### GOAL
Update the data below by replacing "tweet-photo" with "tweet-image" wherever it occurs, leaving every other line unchanged.

[Stored records]
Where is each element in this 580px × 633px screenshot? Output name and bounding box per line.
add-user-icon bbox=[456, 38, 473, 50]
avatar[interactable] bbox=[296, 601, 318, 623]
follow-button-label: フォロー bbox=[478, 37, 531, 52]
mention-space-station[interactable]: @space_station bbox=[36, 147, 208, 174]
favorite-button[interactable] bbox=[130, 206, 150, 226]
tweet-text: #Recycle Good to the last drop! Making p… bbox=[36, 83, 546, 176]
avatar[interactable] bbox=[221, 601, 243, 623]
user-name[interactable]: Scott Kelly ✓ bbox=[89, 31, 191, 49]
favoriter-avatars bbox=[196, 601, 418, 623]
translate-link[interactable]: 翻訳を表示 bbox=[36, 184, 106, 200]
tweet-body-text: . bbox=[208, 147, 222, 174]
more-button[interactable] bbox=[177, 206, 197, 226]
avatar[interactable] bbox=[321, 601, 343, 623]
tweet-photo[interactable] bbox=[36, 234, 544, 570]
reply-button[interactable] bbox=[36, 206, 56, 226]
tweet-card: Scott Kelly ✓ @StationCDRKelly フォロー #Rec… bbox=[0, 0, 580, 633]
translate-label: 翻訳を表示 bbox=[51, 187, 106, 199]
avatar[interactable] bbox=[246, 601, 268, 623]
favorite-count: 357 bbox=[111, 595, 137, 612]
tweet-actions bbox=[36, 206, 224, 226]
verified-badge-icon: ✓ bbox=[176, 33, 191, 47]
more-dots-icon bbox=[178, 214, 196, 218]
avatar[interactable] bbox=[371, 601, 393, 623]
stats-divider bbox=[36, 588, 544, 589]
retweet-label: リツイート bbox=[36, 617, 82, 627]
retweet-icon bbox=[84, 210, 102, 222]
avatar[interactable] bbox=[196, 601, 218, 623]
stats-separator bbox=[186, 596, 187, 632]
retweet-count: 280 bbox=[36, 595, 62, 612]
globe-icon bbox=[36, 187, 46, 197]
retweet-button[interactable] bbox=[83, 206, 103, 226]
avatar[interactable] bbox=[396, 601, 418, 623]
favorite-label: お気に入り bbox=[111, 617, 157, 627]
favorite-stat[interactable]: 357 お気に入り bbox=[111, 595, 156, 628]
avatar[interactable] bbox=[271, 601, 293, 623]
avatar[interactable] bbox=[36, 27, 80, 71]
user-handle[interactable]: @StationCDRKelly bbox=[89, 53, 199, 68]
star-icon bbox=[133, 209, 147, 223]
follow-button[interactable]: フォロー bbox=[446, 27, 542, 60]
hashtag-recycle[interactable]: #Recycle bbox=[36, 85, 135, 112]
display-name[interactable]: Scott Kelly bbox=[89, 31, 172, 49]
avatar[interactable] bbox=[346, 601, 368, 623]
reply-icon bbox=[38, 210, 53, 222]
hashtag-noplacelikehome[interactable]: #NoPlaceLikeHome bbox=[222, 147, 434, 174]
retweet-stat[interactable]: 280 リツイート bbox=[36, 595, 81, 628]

### ANSWER TO THE PROBLEM
Where is each element in this 580px × 633px screenshot? Output name and bounding box per line.
add-user-icon bbox=[456, 38, 473, 50]
avatar[interactable] bbox=[296, 601, 318, 623]
follow-button-label: フォロー bbox=[478, 37, 531, 52]
mention-space-station[interactable]: @space_station bbox=[36, 147, 208, 174]
favorite-button[interactable] bbox=[130, 206, 150, 226]
tweet-text: #Recycle Good to the last drop! Making p… bbox=[36, 83, 546, 176]
avatar[interactable] bbox=[221, 601, 243, 623]
user-name[interactable]: Scott Kelly ✓ bbox=[89, 31, 191, 49]
favoriter-avatars bbox=[196, 601, 418, 623]
translate-link[interactable]: 翻訳を表示 bbox=[36, 184, 106, 200]
tweet-body-text: . bbox=[208, 147, 222, 174]
more-button[interactable] bbox=[177, 206, 197, 226]
avatar[interactable] bbox=[321, 601, 343, 623]
tweet-image[interactable] bbox=[36, 234, 544, 570]
reply-button[interactable] bbox=[36, 206, 56, 226]
tweet-card: Scott Kelly ✓ @StationCDRKelly フォロー #Rec… bbox=[0, 0, 580, 633]
translate-label: 翻訳を表示 bbox=[51, 187, 106, 199]
avatar[interactable] bbox=[246, 601, 268, 623]
favorite-count: 357 bbox=[111, 595, 137, 612]
tweet-actions bbox=[36, 206, 224, 226]
verified-badge-icon: ✓ bbox=[176, 33, 191, 47]
more-dots-icon bbox=[178, 214, 196, 218]
avatar[interactable] bbox=[371, 601, 393, 623]
stats-divider bbox=[36, 588, 544, 589]
retweet-label: リツイート bbox=[36, 617, 82, 627]
retweet-icon bbox=[84, 210, 102, 222]
avatar[interactable] bbox=[196, 601, 218, 623]
stats-separator bbox=[186, 596, 187, 632]
retweet-count: 280 bbox=[36, 595, 62, 612]
globe-icon bbox=[36, 187, 46, 197]
retweet-button[interactable] bbox=[83, 206, 103, 226]
avatar[interactable] bbox=[396, 601, 418, 623]
favorite-label: お気に入り bbox=[111, 617, 157, 627]
favorite-stat[interactable]: 357 お気に入り bbox=[111, 595, 156, 628]
avatar[interactable] bbox=[271, 601, 293, 623]
avatar[interactable] bbox=[36, 27, 80, 71]
user-handle[interactable]: @StationCDRKelly bbox=[89, 53, 199, 68]
star-icon bbox=[133, 209, 147, 223]
follow-button[interactable]: フォロー bbox=[446, 27, 542, 60]
hashtag-recycle[interactable]: #Recycle bbox=[36, 85, 135, 112]
display-name[interactable]: Scott Kelly bbox=[89, 31, 172, 49]
avatar[interactable] bbox=[346, 601, 368, 623]
reply-icon bbox=[38, 210, 53, 222]
hashtag-noplacelikehome[interactable]: #NoPlaceLikeHome bbox=[222, 147, 434, 174]
retweet-stat[interactable]: 280 リツイート bbox=[36, 595, 81, 628]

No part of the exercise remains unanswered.